▶ _EXERCISE BRIEF_:
Copy the lines below from the first one through the line holding "topping-price: +1.50 [699,657,727,669]", inclusive, swapping "black olives" for "green olives" and changing nothing else.
##### THE INPUT
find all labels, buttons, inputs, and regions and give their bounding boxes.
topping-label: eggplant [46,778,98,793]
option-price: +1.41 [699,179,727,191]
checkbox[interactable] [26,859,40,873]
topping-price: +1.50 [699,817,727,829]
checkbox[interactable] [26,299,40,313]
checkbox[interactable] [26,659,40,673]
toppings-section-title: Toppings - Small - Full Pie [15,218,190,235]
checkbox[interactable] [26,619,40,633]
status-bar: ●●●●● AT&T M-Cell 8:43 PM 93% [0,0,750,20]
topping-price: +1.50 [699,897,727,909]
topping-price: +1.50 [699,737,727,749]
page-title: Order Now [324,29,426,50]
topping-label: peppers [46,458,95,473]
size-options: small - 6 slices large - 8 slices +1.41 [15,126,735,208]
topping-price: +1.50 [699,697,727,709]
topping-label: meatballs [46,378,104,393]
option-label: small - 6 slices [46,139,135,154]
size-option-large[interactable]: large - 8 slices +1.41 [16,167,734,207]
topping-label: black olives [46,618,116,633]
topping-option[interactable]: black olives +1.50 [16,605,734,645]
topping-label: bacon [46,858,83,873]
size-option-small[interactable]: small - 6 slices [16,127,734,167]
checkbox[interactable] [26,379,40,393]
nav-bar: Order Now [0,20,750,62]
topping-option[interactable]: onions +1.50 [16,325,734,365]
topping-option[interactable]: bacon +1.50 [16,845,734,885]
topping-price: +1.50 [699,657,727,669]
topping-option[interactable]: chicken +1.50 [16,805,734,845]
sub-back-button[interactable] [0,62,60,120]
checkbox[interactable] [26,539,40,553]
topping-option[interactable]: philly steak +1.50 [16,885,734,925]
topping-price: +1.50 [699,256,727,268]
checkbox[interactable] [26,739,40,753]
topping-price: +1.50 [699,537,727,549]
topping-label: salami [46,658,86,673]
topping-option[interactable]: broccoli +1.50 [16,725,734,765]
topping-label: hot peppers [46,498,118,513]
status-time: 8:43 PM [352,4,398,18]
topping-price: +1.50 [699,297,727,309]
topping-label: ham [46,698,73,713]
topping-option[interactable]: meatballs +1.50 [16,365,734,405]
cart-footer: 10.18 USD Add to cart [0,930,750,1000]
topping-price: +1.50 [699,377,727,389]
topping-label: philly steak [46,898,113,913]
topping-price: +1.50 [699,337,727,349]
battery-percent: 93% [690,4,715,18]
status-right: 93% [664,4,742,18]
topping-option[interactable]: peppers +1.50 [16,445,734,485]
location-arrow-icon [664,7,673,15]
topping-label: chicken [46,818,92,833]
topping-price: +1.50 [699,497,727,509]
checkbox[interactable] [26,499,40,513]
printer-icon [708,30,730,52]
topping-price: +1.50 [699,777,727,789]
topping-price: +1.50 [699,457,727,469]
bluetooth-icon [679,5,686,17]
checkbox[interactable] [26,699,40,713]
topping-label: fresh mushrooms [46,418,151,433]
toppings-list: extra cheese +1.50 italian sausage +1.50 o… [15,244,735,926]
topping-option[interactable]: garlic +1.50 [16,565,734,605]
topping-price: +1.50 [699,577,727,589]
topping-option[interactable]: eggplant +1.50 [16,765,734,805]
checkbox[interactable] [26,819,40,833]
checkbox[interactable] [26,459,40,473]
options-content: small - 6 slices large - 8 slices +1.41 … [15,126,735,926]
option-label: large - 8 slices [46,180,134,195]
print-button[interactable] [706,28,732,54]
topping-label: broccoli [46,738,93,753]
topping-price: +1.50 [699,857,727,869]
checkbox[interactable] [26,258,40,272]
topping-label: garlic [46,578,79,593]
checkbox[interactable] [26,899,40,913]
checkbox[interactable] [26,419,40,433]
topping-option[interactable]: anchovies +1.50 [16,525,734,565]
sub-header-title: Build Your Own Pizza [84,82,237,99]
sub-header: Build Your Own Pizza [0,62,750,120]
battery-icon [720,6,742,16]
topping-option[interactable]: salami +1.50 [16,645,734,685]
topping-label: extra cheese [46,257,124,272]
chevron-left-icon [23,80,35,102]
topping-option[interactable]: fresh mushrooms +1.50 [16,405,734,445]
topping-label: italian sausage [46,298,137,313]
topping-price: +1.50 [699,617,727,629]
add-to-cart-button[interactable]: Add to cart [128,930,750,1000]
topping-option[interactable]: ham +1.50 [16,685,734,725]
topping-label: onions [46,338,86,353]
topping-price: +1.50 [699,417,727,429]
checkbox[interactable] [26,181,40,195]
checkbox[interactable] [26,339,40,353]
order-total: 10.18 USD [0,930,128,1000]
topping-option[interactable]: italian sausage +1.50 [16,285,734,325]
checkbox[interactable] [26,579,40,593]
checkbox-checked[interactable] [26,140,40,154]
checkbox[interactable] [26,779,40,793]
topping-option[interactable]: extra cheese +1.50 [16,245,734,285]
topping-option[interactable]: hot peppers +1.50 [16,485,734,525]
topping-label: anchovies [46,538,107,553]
##########
▶ _SOLUTION TO THE EXERCISE_:
find all labels, buttons, inputs, and regions and give their bounding boxes.
topping-label: eggplant [46,778,98,793]
option-price: +1.41 [699,179,727,191]
checkbox[interactable] [26,859,40,873]
topping-price: +1.50 [699,817,727,829]
checkbox[interactable] [26,299,40,313]
checkbox[interactable] [26,659,40,673]
toppings-section-title: Toppings - Small - Full Pie [15,218,190,235]
checkbox[interactable] [26,619,40,633]
status-bar: ●●●●● AT&T M-Cell 8:43 PM 93% [0,0,750,20]
topping-price: +1.50 [699,897,727,909]
topping-price: +1.50 [699,737,727,749]
page-title: Order Now [324,29,426,50]
topping-label: peppers [46,458,95,473]
size-options: small - 6 slices large - 8 slices +1.41 [15,126,735,208]
topping-price: +1.50 [699,697,727,709]
topping-label: meatballs [46,378,104,393]
option-label: small - 6 slices [46,139,135,154]
size-option-large[interactable]: large - 8 slices +1.41 [16,167,734,207]
topping-label: green olives [46,618,116,633]
topping-option[interactable]: green olives +1.50 [16,605,734,645]
topping-label: bacon [46,858,83,873]
size-option-small[interactable]: small - 6 slices [16,127,734,167]
checkbox[interactable] [26,379,40,393]
nav-bar: Order Now [0,20,750,62]
topping-option[interactable]: onions +1.50 [16,325,734,365]
topping-option[interactable]: bacon +1.50 [16,845,734,885]
topping-price: +1.50 [699,657,727,669]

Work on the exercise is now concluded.